» **Records for the task**
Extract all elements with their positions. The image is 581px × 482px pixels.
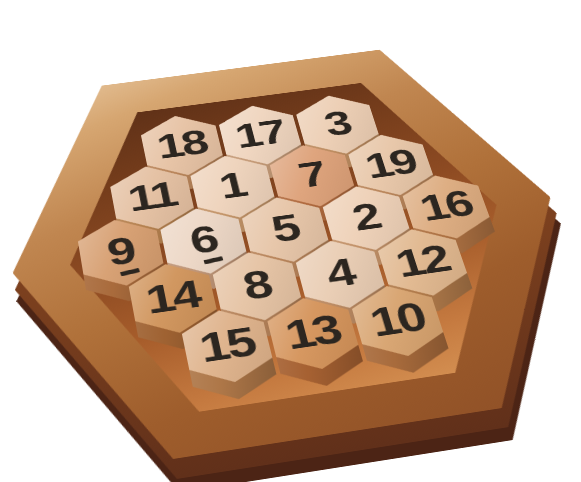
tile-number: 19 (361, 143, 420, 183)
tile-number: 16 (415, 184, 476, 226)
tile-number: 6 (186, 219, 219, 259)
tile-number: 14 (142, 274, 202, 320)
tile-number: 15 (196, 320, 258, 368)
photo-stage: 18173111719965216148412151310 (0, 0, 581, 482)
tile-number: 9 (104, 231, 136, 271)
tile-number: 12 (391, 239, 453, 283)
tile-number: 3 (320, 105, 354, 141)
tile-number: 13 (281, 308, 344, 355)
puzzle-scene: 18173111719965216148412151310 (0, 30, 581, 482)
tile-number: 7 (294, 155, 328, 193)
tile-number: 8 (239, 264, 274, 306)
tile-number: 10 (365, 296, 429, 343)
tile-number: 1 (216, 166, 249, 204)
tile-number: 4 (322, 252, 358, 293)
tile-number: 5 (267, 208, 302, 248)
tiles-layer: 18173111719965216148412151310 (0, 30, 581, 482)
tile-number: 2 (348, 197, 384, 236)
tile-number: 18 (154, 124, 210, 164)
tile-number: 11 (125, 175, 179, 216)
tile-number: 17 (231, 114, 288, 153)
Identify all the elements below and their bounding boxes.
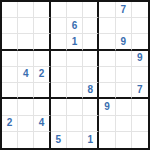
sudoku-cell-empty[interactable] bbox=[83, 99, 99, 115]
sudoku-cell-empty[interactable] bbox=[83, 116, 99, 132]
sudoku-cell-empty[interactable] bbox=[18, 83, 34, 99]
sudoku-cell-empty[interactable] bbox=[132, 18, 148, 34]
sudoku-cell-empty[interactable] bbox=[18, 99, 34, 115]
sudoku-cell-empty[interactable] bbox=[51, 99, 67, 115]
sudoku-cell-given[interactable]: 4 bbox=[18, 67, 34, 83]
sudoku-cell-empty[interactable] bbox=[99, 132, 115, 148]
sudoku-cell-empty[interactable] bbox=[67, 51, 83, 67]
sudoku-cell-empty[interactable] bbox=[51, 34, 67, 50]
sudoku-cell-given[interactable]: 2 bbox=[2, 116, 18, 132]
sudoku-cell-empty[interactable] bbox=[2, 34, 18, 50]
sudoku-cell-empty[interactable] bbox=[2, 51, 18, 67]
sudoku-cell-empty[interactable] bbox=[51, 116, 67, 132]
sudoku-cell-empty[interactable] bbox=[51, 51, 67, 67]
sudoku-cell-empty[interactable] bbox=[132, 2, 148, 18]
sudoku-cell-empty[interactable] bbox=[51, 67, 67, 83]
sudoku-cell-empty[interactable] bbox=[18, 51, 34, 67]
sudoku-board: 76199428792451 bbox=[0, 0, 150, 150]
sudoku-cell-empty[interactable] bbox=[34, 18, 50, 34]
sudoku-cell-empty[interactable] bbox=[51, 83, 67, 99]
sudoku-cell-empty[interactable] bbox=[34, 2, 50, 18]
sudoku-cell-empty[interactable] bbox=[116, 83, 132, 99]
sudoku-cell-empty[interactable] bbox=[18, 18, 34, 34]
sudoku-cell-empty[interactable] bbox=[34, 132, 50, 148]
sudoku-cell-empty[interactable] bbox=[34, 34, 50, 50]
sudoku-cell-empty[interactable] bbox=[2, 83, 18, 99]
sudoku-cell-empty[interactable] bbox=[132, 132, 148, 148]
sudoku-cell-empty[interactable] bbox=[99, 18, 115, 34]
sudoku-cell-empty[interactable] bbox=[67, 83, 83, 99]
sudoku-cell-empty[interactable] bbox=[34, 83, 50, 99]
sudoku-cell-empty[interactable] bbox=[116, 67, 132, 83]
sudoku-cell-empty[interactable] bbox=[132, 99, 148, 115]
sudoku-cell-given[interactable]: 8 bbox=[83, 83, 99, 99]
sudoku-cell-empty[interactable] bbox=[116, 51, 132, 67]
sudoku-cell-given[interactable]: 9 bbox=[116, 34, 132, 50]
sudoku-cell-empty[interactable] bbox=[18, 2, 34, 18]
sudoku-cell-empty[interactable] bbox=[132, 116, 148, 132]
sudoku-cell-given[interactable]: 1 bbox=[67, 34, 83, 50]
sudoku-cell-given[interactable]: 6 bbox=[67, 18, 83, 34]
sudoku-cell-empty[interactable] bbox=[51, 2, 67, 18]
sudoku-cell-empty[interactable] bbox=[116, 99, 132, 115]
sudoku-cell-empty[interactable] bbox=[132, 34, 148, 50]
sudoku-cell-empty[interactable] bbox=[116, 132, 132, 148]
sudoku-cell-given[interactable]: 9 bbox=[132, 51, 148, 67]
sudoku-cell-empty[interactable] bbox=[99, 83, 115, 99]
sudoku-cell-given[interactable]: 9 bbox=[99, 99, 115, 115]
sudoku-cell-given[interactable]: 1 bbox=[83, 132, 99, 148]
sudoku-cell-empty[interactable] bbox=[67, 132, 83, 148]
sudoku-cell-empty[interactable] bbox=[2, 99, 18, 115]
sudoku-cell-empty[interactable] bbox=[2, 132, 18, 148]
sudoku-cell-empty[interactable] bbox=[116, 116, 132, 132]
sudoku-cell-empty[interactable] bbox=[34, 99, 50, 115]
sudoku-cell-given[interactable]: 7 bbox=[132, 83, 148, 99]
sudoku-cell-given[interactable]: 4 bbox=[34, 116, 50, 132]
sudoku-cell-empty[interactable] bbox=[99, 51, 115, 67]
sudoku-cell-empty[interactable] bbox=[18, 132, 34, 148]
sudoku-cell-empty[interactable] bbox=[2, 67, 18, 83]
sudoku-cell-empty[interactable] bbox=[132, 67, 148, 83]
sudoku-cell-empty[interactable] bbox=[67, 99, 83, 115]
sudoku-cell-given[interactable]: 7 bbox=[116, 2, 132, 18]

» **Exercise**
Can you rewrite the lines of the data above, starting at the line that contains "tile-number: 19 (361, 143, 420, 183)" and ending at the line that contains "Identify all the", as a JSON list of strings with one string per line, both end lines included and blank lines left out?

» **Solution for this problem**
[
  "tile-number: 19 (361, 143, 420, 183)",
  "tile-number: 16 (415, 184, 476, 226)",
  "tile-number: 6 (186, 219, 219, 259)",
  "tile-number: 14 (142, 274, 202, 320)",
  "tile-number: 15 (196, 320, 258, 368)",
  "photo-stage: 18173111719965216148412151310 (0, 0, 581, 482)",
  "tile-number: 9 (104, 231, 136, 271)",
  "tile-number: 12 (391, 239, 453, 283)",
  "tile-number: 3 (320, 105, 354, 141)",
  "tile-number: 13 (281, 308, 344, 355)",
  "puzzle-scene: 18173111719965216148412151310 (0, 30, 581, 482)",
  "tile-number: 7 (294, 155, 328, 193)",
  "tile-number: 8 (239, 264, 274, 306)",
  "tile-number: 10 (365, 296, 429, 343)",
  "tile-number: 1 (216, 166, 249, 204)",
  "tile-number: 4 (322, 252, 358, 293)",
  "tile-number: 5 (267, 208, 302, 248)",
  "tiles-layer: 18173111719965216148412151310 (0, 30, 581, 482)",
  "tile-number: 2 (348, 197, 384, 236)",
  "tile-number: 18 (154, 124, 210, 164)",
  "tile-number: 11 (125, 175, 179, 216)",
  "tile-number: 17 (231, 114, 288, 153)",
  "Identify all the elements below and their bounding boxes."
]